======== Data for this task

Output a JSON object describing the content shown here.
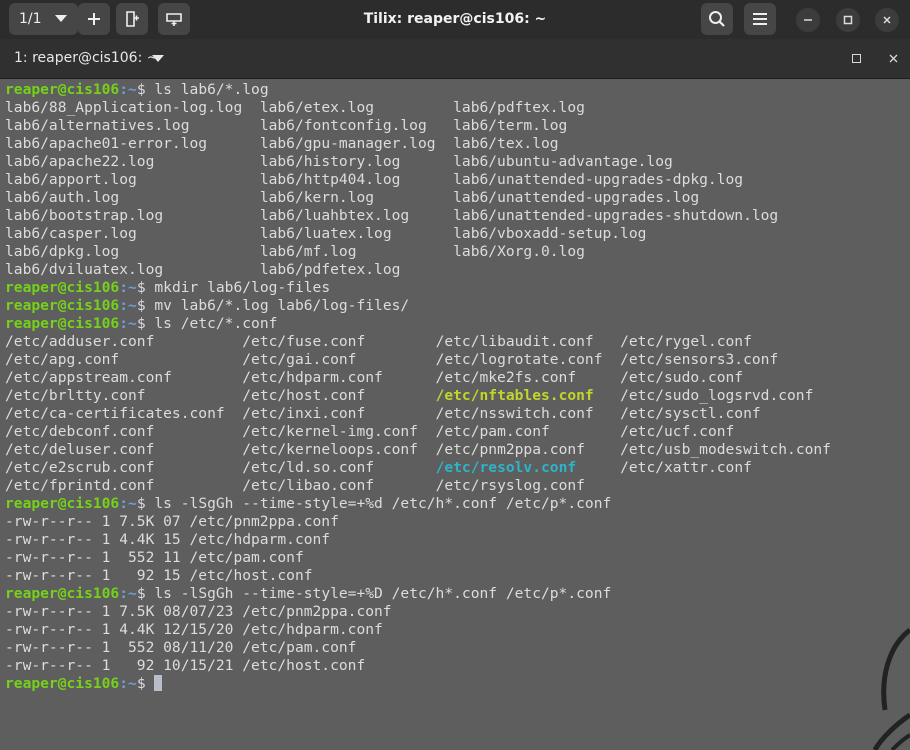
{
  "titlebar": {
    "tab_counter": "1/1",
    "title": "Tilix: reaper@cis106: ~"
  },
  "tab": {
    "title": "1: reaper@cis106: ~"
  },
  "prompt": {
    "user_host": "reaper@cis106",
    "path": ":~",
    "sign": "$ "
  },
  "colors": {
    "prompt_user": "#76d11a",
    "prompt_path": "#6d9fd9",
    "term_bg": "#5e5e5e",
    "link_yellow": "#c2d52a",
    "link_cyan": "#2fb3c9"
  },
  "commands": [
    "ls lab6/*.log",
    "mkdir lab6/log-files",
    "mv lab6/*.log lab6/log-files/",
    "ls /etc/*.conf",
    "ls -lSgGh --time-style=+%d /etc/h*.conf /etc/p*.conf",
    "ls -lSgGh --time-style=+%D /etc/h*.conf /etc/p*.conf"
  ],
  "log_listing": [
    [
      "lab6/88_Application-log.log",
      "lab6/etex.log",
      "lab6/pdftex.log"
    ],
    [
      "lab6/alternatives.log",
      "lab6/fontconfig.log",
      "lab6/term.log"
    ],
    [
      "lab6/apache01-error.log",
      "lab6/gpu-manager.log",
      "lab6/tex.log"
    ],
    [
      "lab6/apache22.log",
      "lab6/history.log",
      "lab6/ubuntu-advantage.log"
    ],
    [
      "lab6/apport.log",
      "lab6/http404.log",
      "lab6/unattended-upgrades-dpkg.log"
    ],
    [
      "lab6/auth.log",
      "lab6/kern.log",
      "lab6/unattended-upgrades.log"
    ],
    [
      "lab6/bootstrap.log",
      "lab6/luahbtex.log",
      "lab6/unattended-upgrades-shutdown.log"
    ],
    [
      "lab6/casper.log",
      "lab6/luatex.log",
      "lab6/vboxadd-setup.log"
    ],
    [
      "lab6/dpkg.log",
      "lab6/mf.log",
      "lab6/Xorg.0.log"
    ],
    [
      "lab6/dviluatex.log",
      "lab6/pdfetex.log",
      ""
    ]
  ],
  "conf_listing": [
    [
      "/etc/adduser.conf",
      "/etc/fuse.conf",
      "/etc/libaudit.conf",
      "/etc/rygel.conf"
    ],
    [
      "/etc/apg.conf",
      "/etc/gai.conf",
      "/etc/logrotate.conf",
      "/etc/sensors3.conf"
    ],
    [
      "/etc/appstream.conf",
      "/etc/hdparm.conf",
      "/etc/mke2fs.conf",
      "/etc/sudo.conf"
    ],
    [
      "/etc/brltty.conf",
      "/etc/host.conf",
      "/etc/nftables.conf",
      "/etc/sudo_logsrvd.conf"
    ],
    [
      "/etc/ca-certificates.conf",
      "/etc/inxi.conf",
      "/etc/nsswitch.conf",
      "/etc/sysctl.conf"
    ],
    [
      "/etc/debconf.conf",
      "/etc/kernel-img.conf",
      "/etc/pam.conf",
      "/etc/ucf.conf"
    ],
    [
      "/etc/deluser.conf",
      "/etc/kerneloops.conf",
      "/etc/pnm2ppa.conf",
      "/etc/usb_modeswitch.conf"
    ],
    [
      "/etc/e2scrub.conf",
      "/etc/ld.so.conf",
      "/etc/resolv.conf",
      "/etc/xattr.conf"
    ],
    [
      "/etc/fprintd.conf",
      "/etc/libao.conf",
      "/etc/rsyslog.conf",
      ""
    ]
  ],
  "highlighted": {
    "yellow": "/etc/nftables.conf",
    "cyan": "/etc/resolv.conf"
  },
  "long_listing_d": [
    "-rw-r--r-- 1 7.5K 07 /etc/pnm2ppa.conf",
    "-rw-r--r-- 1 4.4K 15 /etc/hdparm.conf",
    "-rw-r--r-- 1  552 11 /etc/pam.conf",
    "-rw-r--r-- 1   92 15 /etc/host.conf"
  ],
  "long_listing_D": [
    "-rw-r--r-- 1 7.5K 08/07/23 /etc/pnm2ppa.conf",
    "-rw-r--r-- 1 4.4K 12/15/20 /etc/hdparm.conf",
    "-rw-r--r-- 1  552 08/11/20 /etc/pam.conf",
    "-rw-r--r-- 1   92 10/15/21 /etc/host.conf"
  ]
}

================

Exercise goal »
Quote the material word for word, dropping any images it holds.

Reply to the task »
Output a JSON object describing the content shown here.
{
  "titlebar": {
    "tab_counter": "1/1",
    "title": "Tilix: reaper@cis106: ~"
  },
  "tab": {
    "title": "1: reaper@cis106: ~"
  },
  "prompt": {
    "user_host": "reaper@cis106",
    "path": ":~",
    "sign": "$ "
  },
  "colors": {
    "prompt_user": "#76d11a",
    "prompt_path": "#6d9fd9",
    "term_bg": "#5e5e5e",
    "link_yellow": "#c2d52a",
    "link_cyan": "#2fb3c9"
  },
  "commands": [
    "ls lab6/*.log",
    "mkdir lab6/log-files",
    "mv lab6/*.log lab6/log-files/",
    "ls /etc/*.conf",
    "ls -lSgGh --time-style=+%d /etc/h*.conf /etc/p*.conf",
    "ls -lSgGh --time-style=+%D /etc/h*.conf /etc/p*.conf"
  ],
  "log_listing": [
    [
      "lab6/88_Application-log.log",
      "lab6/etex.log",
      "lab6/pdftex.log"
    ],
    [
      "lab6/alternatives.log",
      "lab6/fontconfig.log",
      "lab6/term.log"
    ],
    [
      "lab6/apache01-error.log",
      "lab6/gpu-manager.log",
      "lab6/tex.log"
    ],
    [
      "lab6/apache22.log",
      "lab6/history.log",
      "lab6/ubuntu-advantage.log"
    ],
    [
      "lab6/apport.log",
      "lab6/http404.log",
      "lab6/unattended-upgrades-dpkg.log"
    ],
    [
      "lab6/auth.log",
      "lab6/kern.log",
      "lab6/unattended-upgrades.log"
    ],
    [
      "lab6/bootstrap.log",
      "lab6/luahbtex.log",
      "lab6/unattended-upgrades-shutdown.log"
    ],
    [
      "lab6/casper.log",
      "lab6/luatex.log",
      "lab6/vboxadd-setup.log"
    ],
    [
      "lab6/dpkg.log",
      "lab6/mf.log",
      "lab6/Xorg.0.log"
    ],
    [
      "lab6/dviluatex.log",
      "lab6/pdfetex.log",
      ""
    ]
  ],
  "conf_listing": [
    [
      "/etc/adduser.conf",
      "/etc/fuse.conf",
      "/etc/libaudit.conf",
      "/etc/rygel.conf"
    ],
    [
      "/etc/apg.conf",
      "/etc/gai.conf",
      "/etc/logrotate.conf",
      "/etc/sensors3.conf"
    ],
    [
      "/etc/appstream.conf",
      "/etc/hdparm.conf",
      "/etc/mke2fs.conf",
      "/etc/sudo.conf"
    ],
    [
      "/etc/brltty.conf",
      "/etc/host.conf",
      "/etc/nftables.conf",
      "/etc/sudo_logsrvd.conf"
    ],
    [
      "/etc/ca-certificates.conf",
      "/etc/inxi.conf",
      "/etc/nsswitch.conf",
      "/etc/sysctl.conf"
    ],
    [
      "/etc/debconf.conf",
      "/etc/kernel-img.conf",
      "/etc/pam.conf",
      "/etc/ucf.conf"
    ],
    [
      "/etc/deluser.conf",
      "/etc/kerneloops.conf",
      "/etc/pnm2ppa.conf",
      "/etc/usb_modeswitch.conf"
    ],
    [
      "/etc/e2scrub.conf",
      "/etc/ld.so.conf",
      "/etc/resolv.conf",
      "/etc/xattr.conf"
    ],
    [
      "/etc/fprintd.conf",
      "/etc/libao.conf",
      "/etc/rsyslog.conf",
      ""
    ]
  ],
  "highlighted": {
    "yellow": "/etc/nftables.conf",
    "cyan": "/etc/resolv.conf"
  },
  "long_listing_d": [
    "-rw-r--r-- 1 7.5K 07 /etc/pnm2ppa.conf",
    "-rw-r--r-- 1 4.4K 15 /etc/hdparm.conf",
    "-rw-r--r-- 1  552 11 /etc/pam.conf",
    "-rw-r--r-- 1   92 15 /etc/host.conf"
  ],
  "long_listing_D": [
    "-rw-r--r-- 1 7.5K 08/07/23 /etc/pnm2ppa.conf",
    "-rw-r--r-- 1 4.4K 12/15/20 /etc/hdparm.conf",
    "-rw-r--r-- 1  552 08/11/20 /etc/pam.conf",
    "-rw-r--r-- 1   92 10/15/21 /etc/host.conf"
  ]
}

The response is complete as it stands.